═══ DATASET EXCERPTS

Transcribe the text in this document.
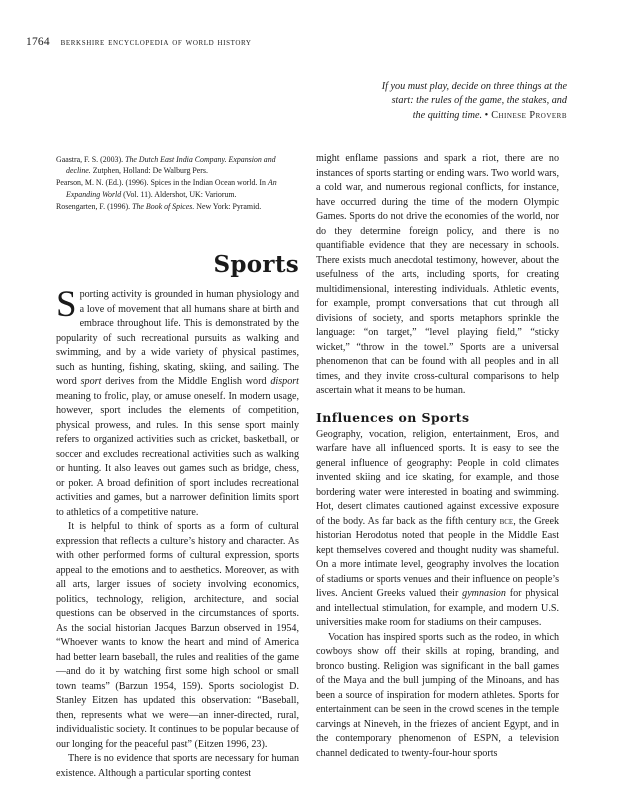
1764 berkshire encyclopedia of world history
If you must play, decide on three things at the
start: the rules of the game, the stakes, and
the quitting time. • Chinese Proverb
Gaastra, F. S. (2003). The Dutch East India Company. Expansion and decline. Zutphen, Holland: De Walburg Pers.
Pearson, M. N. (Ed.). (1996). Spices in the Indian Ocean world. In An Expanding World (Vol. 11). Aldershot, UK: Variorum.
Rosengarten, F. (1996). The Book of Spices. New York: Pyramid.
Sports

Sporting activity is grounded in human physiology and a love of movement that all humans share at birth and embrace throughout life. This is demonstrated by the popularity of such recreational pursuits as walking and swimming, and by a wide variety of physical pastimes, such as hunting, fishing, skating, skiing, and sailing. The word sport derives from the Middle English word disport meaning to frolic, play, or amuse oneself. In modern usage, however, sport includes the elements of competition, physical prowess, and rules. In this sense sport mainly refers to organized activities such as cricket, basketball, or soccer and excludes recreational activities such as walking or hunting. It also leaves out games such as bridge, chess, or poker. A broad definition of sport includes recreational activities and games, but a narrower definition limits sport to athletics of a competitive nature.

It is helpful to think of sports as a form of cultural expression that reflects a culture’s history and character. As with other performed forms of cultural expression, sports appeal to the emotions and to aesthetics. Moreover, as with all arts, larger issues of society involving economics, politics, technology, religion, architecture, and social questions can be observed in the circumstances of sports. As the social historian Jacques Barzun observed in 1954, “Whoever wants to know the heart and mind of America had better learn baseball, the rules and realities of the game—and do it by watching first some high school or small town teams” (Barzun 1954, 159). Sports sociologist D. Stanley Eitzen has updated this observation: “Baseball, then, represents what we were—an inner-directed, rural, individualistic society. It continues to be popular because of our longing for the peaceful past” (Eitzen 1996, 23).

There is no evidence that sports are necessary for human existence. Although a particular sporting contest

might enflame passions and spark a riot, there are no instances of sports starting or ending wars. Two world wars, a cold war, and numerous regional conflicts, for instance, have occurred during the time of the modern Olympic Games. Sports do not drive the economies of the world, nor do they determine foreign policy, and there is no quantifiable evidence that they are necessary in schools. There exists much anecdotal testimony, however, about the usefulness of the arts, including sports, for creating multidimensional, interesting individuals. Athletic events, for example, prompt conversations that cut through all divisions of society, and sports metaphors sprinkle the language: “on target,” “level playing field,” “sticky wicket,” “throw in the towel.” Sports are a universal phenomenon that can be found with all peoples and in all times, and they invite cross-cultural comparisons to help ascertain what it means to be human.

Influences on Sports

Geography, vocation, religion, entertainment, Eros, and warfare have all influenced sports. It is easy to see the general influence of geography: People in cold climates invented skiing and ice skating, for example, and those bordering water were interested in boating and swimming. Hot, desert climates cautioned against excessive exposure of the body. As far back as the fifth century bce, the Greek historian Herodotus noted that people in the Middle East kept themselves covered and thought nudity was shameful. On a more intimate level, geography involves the location of stadiums or sports venues and their influence on people’s lives. Ancient Greeks valued their gymnasion for physical and intellectual stimulation, for example, and modern U.S. universities make room for stadiums on their campuses.

Vocation has inspired sports such as the rodeo, in which cowboys show off their skills at roping, branding, and bronco busting. Religion was significant in the ball games of the Maya and the bull jumping of the Minoans, and has been a source of inspiration for modern athletes. Sports for entertainment can be seen in the crowd scenes in the temple carvings at Nineveh, in the friezes of ancient Egypt, and in the contemporary phenomenon of ESPN, a television channel dedicated to twenty-four-hour sports
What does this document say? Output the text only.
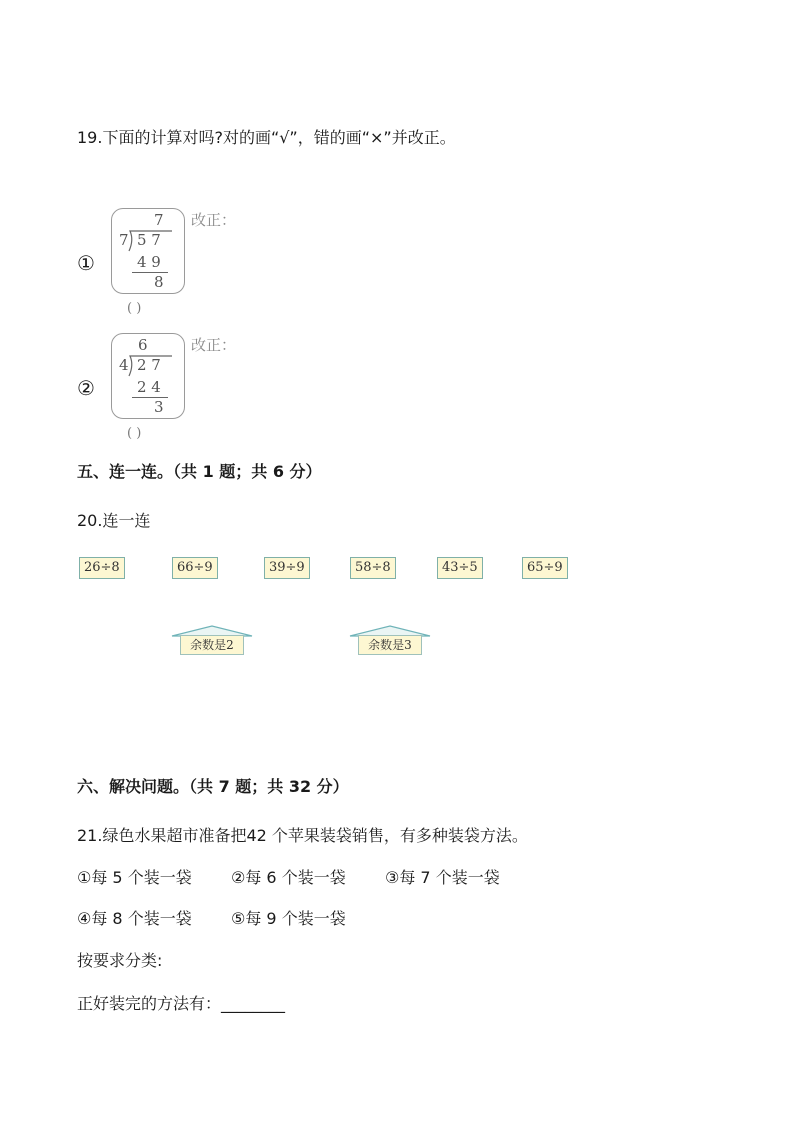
19.下面的计算对吗?对的画“√”，错的画“×”并改正。
①
7
7 5 7
4 9
8
改正：
( )
②
6
4 2 7
2 4
3
改正：
( )
五、连一连。（共 1 题；共 6 分）
20.连一连
26÷8	66÷9	39÷9	58÷8	43÷5	65÷9
余数是2	余数是3
六、解决问题。（共 7 题；共 32 分）
21.绿色水果超市准备把42 个苹果装袋销售，有多种装袋方法。
①每 5 个装一袋 ②每 6 个装一袋 ③每 7 个装一袋
④每 8 个装一袋 ⑤每 9 个装一袋
按要求分类:
正好装完的方法有：________
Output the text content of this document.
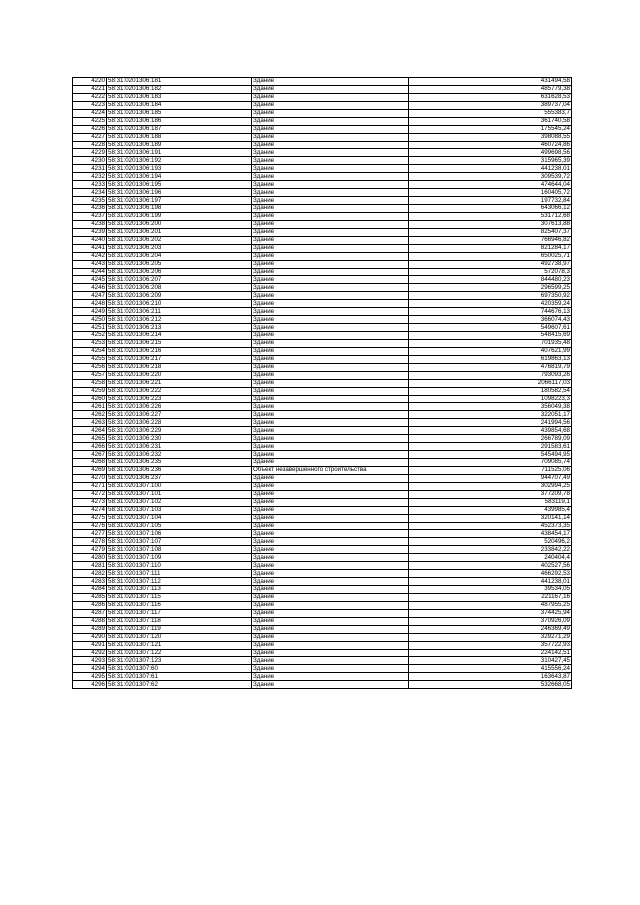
4220	58:31:0201306:181	Здание	431494,58
4221	58:31:0201306:182	Здание	485779,38
4222	58:31:0201306:183	Здание	631628,53
4223	58:31:0201306:184	Здание	389737,04
4224	58:31:0201306:185	Здание	555383,7
4225	58:31:0201306:186	Здание	361740,58
4226	58:31:0201306:187	Здание	175545,24
4227	58:31:0201306:188	Здание	398088,55
4228	58:31:0201306:189	Здание	460724,86
4229	58:31:0201306:191	Здание	499698,56
4230	58:31:0201306:192	Здание	315965,39
4231	58:31:0201306:193	Здание	441238,01
4232	58:31:0201306:194	Здание	309539,72
4233	58:31:0201306:195	Здание	474644,04
4234	58:31:0201306:196	Здание	160405,72
4235	58:31:0201306:197	Здание	197732,84
4236	58:31:0201306:198	Здание	643066,12
4237	58:31:0201306:199	Здание	531712,68
4238	58:31:0201306:200	Здание	307613,88
4239	58:31:0201306:201	Здание	825407,37
4240	58:31:0201306:202	Здание	766946,82
4241	58:31:0201306:203	Здание	821284,17
4242	58:31:0201306:204	Здание	650025,71
4243	58:31:0201306:205	Здание	492738,97
4244	58:31:0201306:206	Здание	572078,3
4245	58:31:0201306:207	Здание	844480,23
4246	58:31:0201306:208	Здание	296599,25
4247	58:31:0201306:209	Здание	697350,92
4248	58:31:0201306:210	Здание	420359,24
4249	58:31:0201306:211	Здание	744676,13
4250	58:31:0201306:212	Здание	366074,43
4251	58:31:0201306:213	Здание	549607,61
4252	58:31:0201306:214	Здание	548415,69
4253	58:31:0201306:215	Здание	701935,48
4254	58:31:0201306:216	Здание	407621,99
4255	58:31:0201306:217	Здание	619863,13
4256	58:31:0201306:218	Здание	476819,79
4257	58:31:0201306:220	Здание	793093,26
4258	58:31:0201306:221	Здание	2066117,03
4259	58:31:0201306:222	Здание	180582,54
4260	58:31:0201306:223	Здание	1098223,3
4261	58:31:0201306:226	Здание	356049,38
4262	58:31:0201306:227	Здание	322051,17
4263	58:31:0201306:228	Здание	241994,56
4264	58:31:0201306:229	Здание	439854,68
4265	58:31:0201306:230	Здание	266789,09
4266	58:31:0201306:231	Здание	291583,61
4267	58:31:0201306:232	Здание	545494,95
4268	58:31:0201306:235	Здание	709085,74
4269	58:31:0201306:236	Объект незавершенного строительства	711525,06
4270	58:31:0201306:237	Здание	944707,49
4271	58:31:0201307:100	Здание	302994,25
4272	58:31:0201307:101	Здание	377209,78
4273	58:31:0201307:102	Здание	583119,1
4274	58:31:0201307:103	Здание	439985,4
4275	58:31:0201307:104	Здание	320141,14
4276	58:31:0201307:105	Здание	452373,35
4277	58:31:0201307:106	Здание	438454,17
4278	58:31:0201307:107	Здание	520496,2
4279	58:31:0201307:108	Здание	233842,22
4280	58:31:0201307:109	Здание	240404,4
4281	58:31:0201307:110	Здание	402527,56
4282	58:31:0201307:111	Здание	466292,53
4283	58:31:0201307:112	Здание	441238,01
4284	58:31:0201307:113	Здание	39534,05
4285	58:31:0201307:115	Здание	221167,16
4286	58:31:0201307:116	Здание	487955,25
4287	58:31:0201307:117	Здание	374425,94
4288	58:31:0201307:118	Здание	370926,09
4289	58:31:0201307:119	Здание	246369,49
4290	58:31:0201307:120	Здание	329271,29
4291	58:31:0201307:121	Здание	357722,93
4292	58:31:0201307:122	Здание	224142,51
4293	58:31:0201307:123	Здание	310427,45
4294	58:31:0201307:60	Здание	415556,24
4295	58:31:0201307:61	Здание	163643,87
4296	58:31:0201307:62	Здание	532668,05
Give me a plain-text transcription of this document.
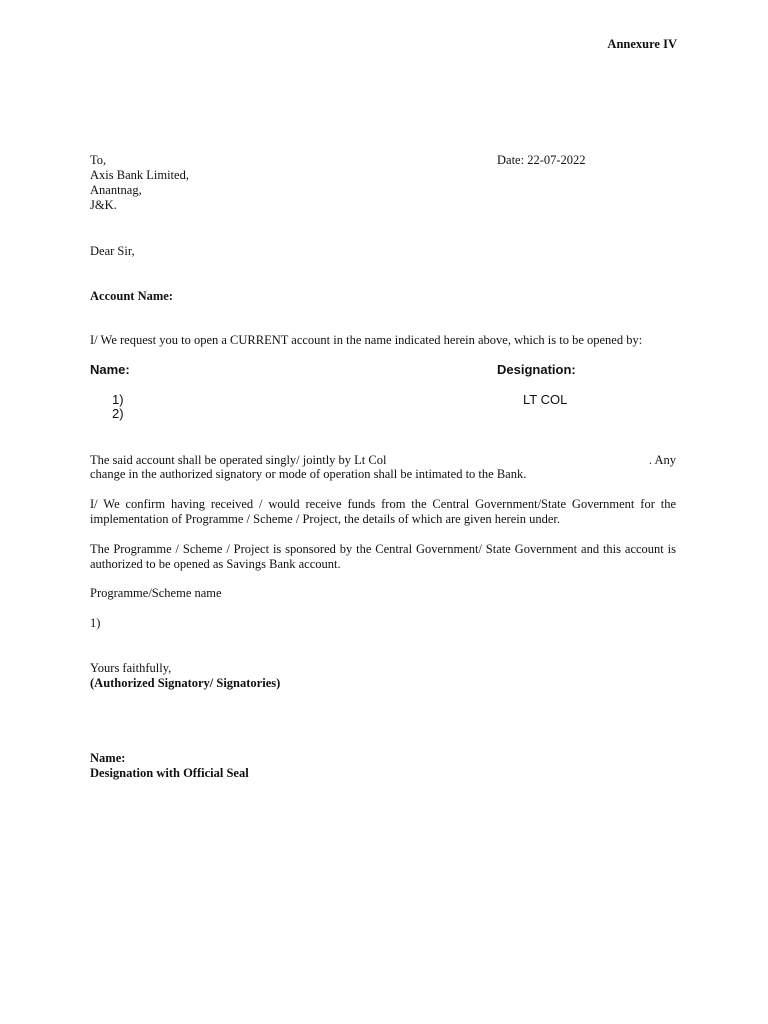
Annexure IV
To,
Axis Bank Limited,
Anantnag,
J&K.
Date: 22-07-2022
Dear Sir,
Account Name:
I/ We request you to open a CURRENT account in the name indicated herein above, which is to be opened by:
Name:	Designation:
1)
2)
LT COL
The said account shall be operated singly/ jointly by Lt Col	. Any
change in the authorized signatory or mode of operation shall be intimated to the Bank.
I/ We confirm having received / would receive funds from the Central Government/State Government for the implementation of Programme / Scheme / Project, the details of which are given herein under.
The Programme / Scheme / Project is sponsored by the Central Government/ State Government and this account is authorized to be opened as Savings Bank account.
Programme/Scheme name
1)
Yours faithfully,
(Authorized Signatory/ Signatories)
Name:
Designation with Official Seal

══════

▸ PROMPT
Of the lines in the records, determine how many contain the word "world", and report that number alone.

▸ CORRECT RESPONSE
3